— INPUT RECORDS —
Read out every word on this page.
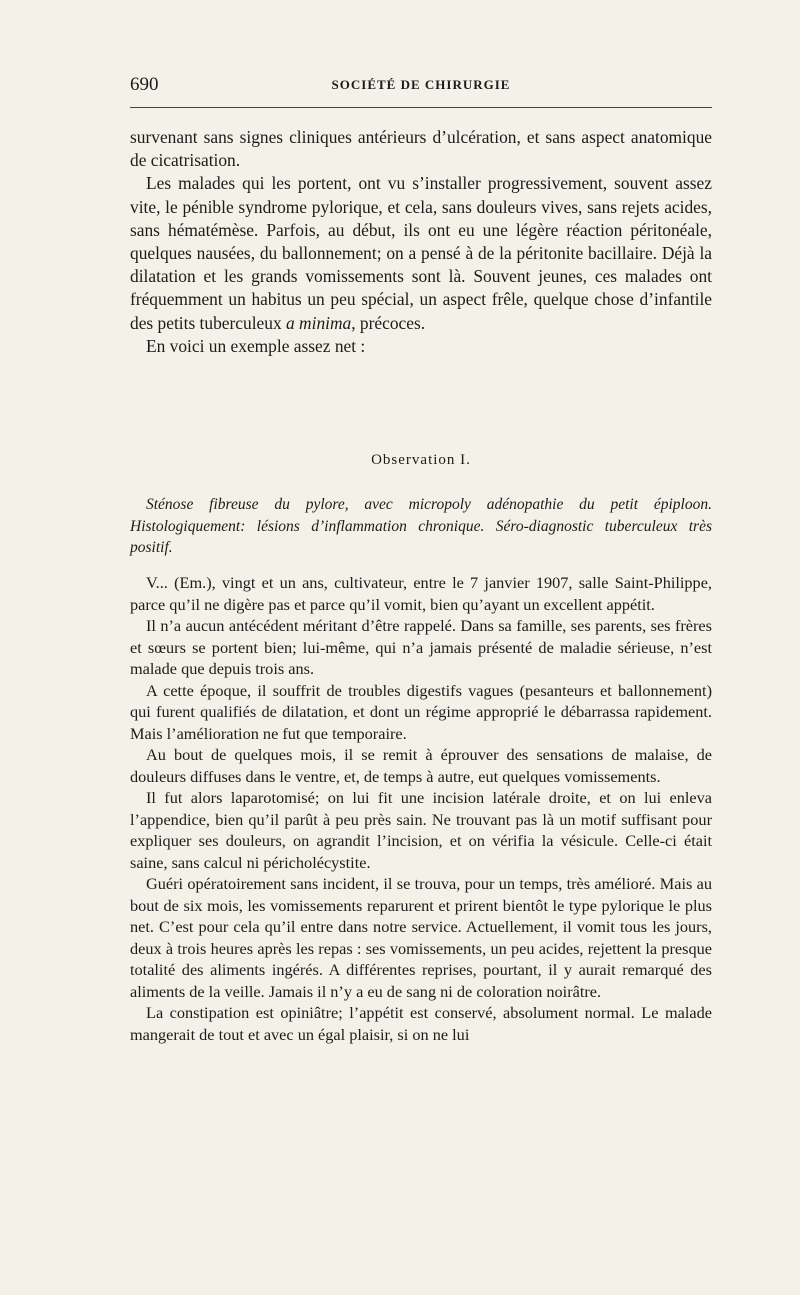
690	SOCIÉTÉ DE CHIRURGIE

survenant sans signes cliniques antérieurs d’ulcération, et sans aspect anatomique de cicatrisation.

Les malades qui les portent, ont vu s’installer progressivement, souvent assez vite, le pénible syndrome pylorique, et cela, sans douleurs vives, sans rejets acides, sans hématémèse. Parfois, au début, ils ont eu une légère réaction péritonéale, quelques nausées, du ballonnement; on a pensé à de la péritonite bacillaire. Déjà la dilatation et les grands vomissements sont là. Souvent jeunes, ces malades ont fréquemment un habitus un peu spécial, un aspect frêle, quelque chose d’infantile des petits tuberculeux a minima, précoces.

En voici un exemple assez net :

Observation I.

Sténose fibreuse du pylore, avec micropoly adénopathie du petit épiploon. Histologiquement: lésions d’inflammation chronique. Séro-diagnostic tuberculeux très positif.

V... (Em.), vingt et un ans, cultivateur, entre le 7 janvier 1907, salle Saint-Philippe, parce qu’il ne digère pas et parce qu’il vomit, bien qu’ayant un excellent appétit.

Il n’a aucun antécédent méritant d’être rappelé. Dans sa famille, ses parents, ses frères et sœurs se portent bien; lui-même, qui n’a jamais présenté de maladie sérieuse, n’est malade que depuis trois ans.

A cette époque, il souffrit de troubles digestifs vagues (pesanteurs et ballonnement) qui furent qualifiés de dilatation, et dont un régime approprié le débarrassa rapidement. Mais l’amélioration ne fut que temporaire.

Au bout de quelques mois, il se remit à éprouver des sensations de malaise, de douleurs diffuses dans le ventre, et, de temps à autre, eut quelques vomissements.

Il fut alors laparotomisé; on lui fit une incision latérale droite, et on lui enleva l’appendice, bien qu’il parût à peu près sain. Ne trouvant pas là un motif suffisant pour expliquer ses douleurs, on agrandit l’incision, et on vérifia la vésicule. Celle-ci était saine, sans calcul ni péricholécystite.

Guéri opératoirement sans incident, il se trouva, pour un temps, très amélioré. Mais au bout de six mois, les vomissements reparurent et prirent bientôt le type pylorique le plus net. C’est pour cela qu’il entre dans notre service. Actuellement, il vomit tous les jours, deux à trois heures après les repas : ses vomissements, un peu acides, rejettent la presque totalité des aliments ingérés. A différentes reprises, pourtant, il y aurait remarqué des aliments de la veille. Jamais il n’y a eu de sang ni de coloration noirâtre.

La constipation est opiniâtre; l’appétit est conservé, absolument normal. Le malade mangerait de tout et avec un égal plaisir, si on ne lui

— PROMPT —
Go through the listing above and report how many of its lines contain the word "très", with only the number as output.

— ANSWER TO THIS PROBLEM —
2